Description of the task:
Repeat the data below word for word, leaving out nothing and changing nothing.

── Data extract ──

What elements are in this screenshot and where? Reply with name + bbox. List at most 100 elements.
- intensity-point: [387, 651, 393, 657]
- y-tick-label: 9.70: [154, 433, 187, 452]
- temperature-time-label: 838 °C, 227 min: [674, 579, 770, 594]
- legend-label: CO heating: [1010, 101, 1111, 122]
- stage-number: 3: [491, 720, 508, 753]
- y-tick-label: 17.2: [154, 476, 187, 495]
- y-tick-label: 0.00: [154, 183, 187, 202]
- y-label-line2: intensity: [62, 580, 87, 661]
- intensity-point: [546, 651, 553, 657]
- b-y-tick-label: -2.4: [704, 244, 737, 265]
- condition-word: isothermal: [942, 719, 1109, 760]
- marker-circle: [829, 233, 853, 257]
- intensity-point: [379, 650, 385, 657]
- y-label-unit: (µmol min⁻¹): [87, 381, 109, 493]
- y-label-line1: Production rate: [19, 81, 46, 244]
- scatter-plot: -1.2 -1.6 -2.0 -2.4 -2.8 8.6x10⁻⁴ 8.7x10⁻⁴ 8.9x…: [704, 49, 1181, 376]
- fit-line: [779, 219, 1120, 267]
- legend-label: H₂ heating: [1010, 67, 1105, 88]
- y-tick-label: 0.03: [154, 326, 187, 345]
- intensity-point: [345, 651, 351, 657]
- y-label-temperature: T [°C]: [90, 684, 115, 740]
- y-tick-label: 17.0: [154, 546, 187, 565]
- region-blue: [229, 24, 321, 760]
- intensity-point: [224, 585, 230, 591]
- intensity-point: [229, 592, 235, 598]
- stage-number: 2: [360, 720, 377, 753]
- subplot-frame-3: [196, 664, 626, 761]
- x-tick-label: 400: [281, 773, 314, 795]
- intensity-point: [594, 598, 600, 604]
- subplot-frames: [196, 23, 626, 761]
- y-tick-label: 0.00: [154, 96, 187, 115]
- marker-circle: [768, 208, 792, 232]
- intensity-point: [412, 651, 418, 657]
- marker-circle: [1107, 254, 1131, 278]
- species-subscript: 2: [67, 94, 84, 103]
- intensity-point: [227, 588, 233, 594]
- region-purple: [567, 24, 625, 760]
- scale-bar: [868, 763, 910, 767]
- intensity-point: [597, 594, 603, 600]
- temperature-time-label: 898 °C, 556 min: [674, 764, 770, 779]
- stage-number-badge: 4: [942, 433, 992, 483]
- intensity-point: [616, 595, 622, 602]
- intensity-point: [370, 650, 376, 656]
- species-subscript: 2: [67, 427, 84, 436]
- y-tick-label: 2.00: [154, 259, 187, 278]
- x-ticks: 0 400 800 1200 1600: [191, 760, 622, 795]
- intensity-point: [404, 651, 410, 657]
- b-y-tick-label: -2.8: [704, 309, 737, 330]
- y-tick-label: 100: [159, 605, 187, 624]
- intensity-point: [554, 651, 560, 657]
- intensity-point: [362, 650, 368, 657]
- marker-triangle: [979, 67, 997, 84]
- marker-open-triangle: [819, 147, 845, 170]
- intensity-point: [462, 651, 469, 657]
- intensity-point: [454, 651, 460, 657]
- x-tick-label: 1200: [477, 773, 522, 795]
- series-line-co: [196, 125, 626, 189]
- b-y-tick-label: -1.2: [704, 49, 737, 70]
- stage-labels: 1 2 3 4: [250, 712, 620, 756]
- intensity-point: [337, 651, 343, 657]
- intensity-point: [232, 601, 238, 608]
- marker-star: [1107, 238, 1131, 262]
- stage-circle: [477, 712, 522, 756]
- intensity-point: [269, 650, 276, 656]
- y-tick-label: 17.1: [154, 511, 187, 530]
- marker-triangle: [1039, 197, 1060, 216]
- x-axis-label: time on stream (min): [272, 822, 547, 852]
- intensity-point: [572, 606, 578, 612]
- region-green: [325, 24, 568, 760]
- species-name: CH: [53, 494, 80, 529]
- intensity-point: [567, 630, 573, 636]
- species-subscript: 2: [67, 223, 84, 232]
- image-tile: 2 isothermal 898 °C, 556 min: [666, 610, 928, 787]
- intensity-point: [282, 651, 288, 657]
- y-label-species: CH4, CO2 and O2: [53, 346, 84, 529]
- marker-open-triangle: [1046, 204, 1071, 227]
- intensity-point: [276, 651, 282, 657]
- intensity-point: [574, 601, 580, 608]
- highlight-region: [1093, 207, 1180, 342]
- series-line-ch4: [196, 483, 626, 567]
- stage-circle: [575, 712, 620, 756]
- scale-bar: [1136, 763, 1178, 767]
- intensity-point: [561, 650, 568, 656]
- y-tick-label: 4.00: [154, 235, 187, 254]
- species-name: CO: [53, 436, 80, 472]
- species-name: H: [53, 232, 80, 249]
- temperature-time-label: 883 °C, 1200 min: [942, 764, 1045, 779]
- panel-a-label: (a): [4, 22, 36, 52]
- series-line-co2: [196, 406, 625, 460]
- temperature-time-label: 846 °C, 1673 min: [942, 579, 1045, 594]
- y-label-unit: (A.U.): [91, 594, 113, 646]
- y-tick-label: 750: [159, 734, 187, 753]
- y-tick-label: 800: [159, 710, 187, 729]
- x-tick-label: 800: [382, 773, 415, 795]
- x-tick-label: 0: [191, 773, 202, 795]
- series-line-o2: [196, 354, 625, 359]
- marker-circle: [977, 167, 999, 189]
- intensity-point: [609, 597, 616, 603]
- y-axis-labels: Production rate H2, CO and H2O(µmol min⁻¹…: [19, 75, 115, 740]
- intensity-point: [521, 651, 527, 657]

───

Response to this task:
What elements are in this screenshot and where? Reply with name + bbox. List at most 100 elements.
- intensity-point: [387, 651, 393, 657]
- y-tick-label: 9.70: [154, 433, 187, 452]
- temperature-time-label: 838 °C, 227 min: [674, 579, 770, 594]
- legend-label: CO heating: [1010, 101, 1111, 122]
- stage-number: 3: [491, 720, 508, 753]
- y-tick-label: 17.2: [154, 476, 187, 495]
- y-tick-label: 0.00: [154, 183, 187, 202]
- y-label-line2: intensity: [62, 580, 87, 661]
- intensity-point: [546, 651, 553, 657]
- b-y-tick-label: -2.4: [704, 244, 737, 265]
- condition-word: isothermal: [942, 719, 1109, 760]
- marker-circle: [829, 233, 853, 257]
- intensity-point: [379, 650, 385, 657]
- y-label-unit: (µmol min⁻¹): [87, 381, 109, 493]
- y-label-line1: Production rate: [19, 81, 46, 244]
- scatter-plot: -1.2 -1.6 -2.0 -2.4 -2.8 8.6x10⁻⁴ 8.7x10⁻⁴ 8.9x…: [704, 49, 1181, 376]
- fit-line: [779, 219, 1120, 267]
- legend-label: H₂ heating: [1010, 67, 1105, 88]
- y-tick-label: 0.03: [154, 326, 187, 345]
- intensity-point: [345, 651, 351, 657]
- y-label-temperature: T [°C]: [90, 684, 115, 740]
- y-tick-label: 17.0: [154, 546, 187, 565]
- region-blue: [229, 24, 321, 760]
- intensity-point: [224, 585, 230, 591]
- intensity-point: [229, 592, 235, 598]
- stage-number: 2: [360, 720, 377, 753]
- subplot-frame-3: [196, 664, 626, 761]
- x-tick-label: 400: [281, 773, 314, 795]
- intensity-point: [594, 598, 600, 604]
- subplot-frames: [196, 23, 626, 761]
- y-tick-label: 0.00: [154, 96, 187, 115]
- marker-circle: [768, 208, 792, 232]
- intensity-point: [412, 651, 418, 657]
- marker-circle: [1107, 254, 1131, 278]
- species-subscript: 2: [67, 94, 84, 103]
- intensity-point: [227, 588, 233, 594]
- region-purple: [567, 24, 625, 760]
- scale-bar: [868, 763, 910, 767]
- intensity-point: [597, 594, 603, 600]
- temperature-time-label: 898 °C, 556 min: [674, 764, 770, 779]
- stage-number-badge: 4: [942, 433, 992, 483]
- intensity-point: [616, 595, 622, 602]
- intensity-point: [370, 650, 376, 656]
- species-subscript: 2: [67, 427, 84, 436]
- y-tick-label: 2.00: [154, 259, 187, 278]
- x-ticks: 0 400 800 1200 1600: [191, 760, 622, 795]
- intensity-point: [404, 651, 410, 657]
- b-y-tick-label: -2.8: [704, 309, 737, 330]
- y-tick-label: 100: [159, 605, 187, 624]
- intensity-point: [554, 651, 560, 657]
- intensity-point: [362, 650, 368, 657]
- marker-triangle: [979, 67, 997, 84]
- marker-open-triangle: [819, 147, 845, 170]
- intensity-point: [462, 651, 469, 657]
- intensity-point: [454, 651, 460, 657]
- x-tick-label: 1200: [477, 773, 522, 795]
- series-line-co: [196, 125, 626, 189]
- b-y-tick-label: -1.2: [704, 49, 737, 70]
- stage-labels: 1 2 3 4: [250, 712, 620, 756]
- intensity-point: [337, 651, 343, 657]
- intensity-point: [232, 601, 238, 608]
- marker-star: [1107, 238, 1131, 262]
- stage-circle: [477, 712, 522, 756]
- intensity-point: [269, 650, 276, 656]
- y-tick-label: 17.1: [154, 511, 187, 530]
- marker-triangle: [1039, 197, 1060, 216]
- x-axis-label: time on stream (min): [272, 822, 547, 852]
- intensity-point: [572, 606, 578, 612]
- region-green: [325, 24, 568, 760]
- species-name: CH: [53, 494, 80, 529]
- intensity-point: [567, 630, 573, 636]
- species-subscript: 2: [67, 223, 84, 232]
- image-tile: 2 isothermal 898 °C, 556 min: [666, 610, 928, 787]
- intensity-point: [282, 651, 288, 657]
- y-label-species: CH4, CO2 and O2: [53, 346, 84, 529]
- marker-open-triangle: [1046, 204, 1071, 227]
- intensity-point: [276, 651, 282, 657]
- intensity-point: [574, 601, 580, 608]
- highlight-region: [1093, 207, 1180, 342]
- series-line-ch4: [196, 483, 626, 567]
- stage-circle: [575, 712, 620, 756]
- scale-bar: [1136, 763, 1178, 767]
- intensity-point: [561, 650, 568, 656]
- y-tick-label: 4.00: [154, 235, 187, 254]
- species-name: CO: [53, 436, 80, 472]
- species-name: H: [53, 232, 80, 249]
- temperature-time-label: 883 °C, 1200 min: [942, 764, 1045, 779]
- panel-a-label: (a): [4, 22, 36, 52]
- series-line-co2: [196, 406, 625, 460]
- temperature-time-label: 846 °C, 1673 min: [942, 579, 1045, 594]
- y-label-unit: (A.U.): [91, 594, 113, 646]
- y-tick-label: 750: [159, 734, 187, 753]
- y-tick-label: 800: [159, 710, 187, 729]
- x-tick-label: 800: [382, 773, 415, 795]
- x-tick-label: 0: [191, 773, 202, 795]
- series-line-o2: [196, 354, 625, 359]
- marker-circle: [977, 167, 999, 189]
- intensity-point: [609, 597, 616, 603]
- y-axis-labels: Production rate H2, CO and H2O(µmol min⁻¹…: [19, 75, 115, 740]
- intensity-point: [521, 651, 527, 657]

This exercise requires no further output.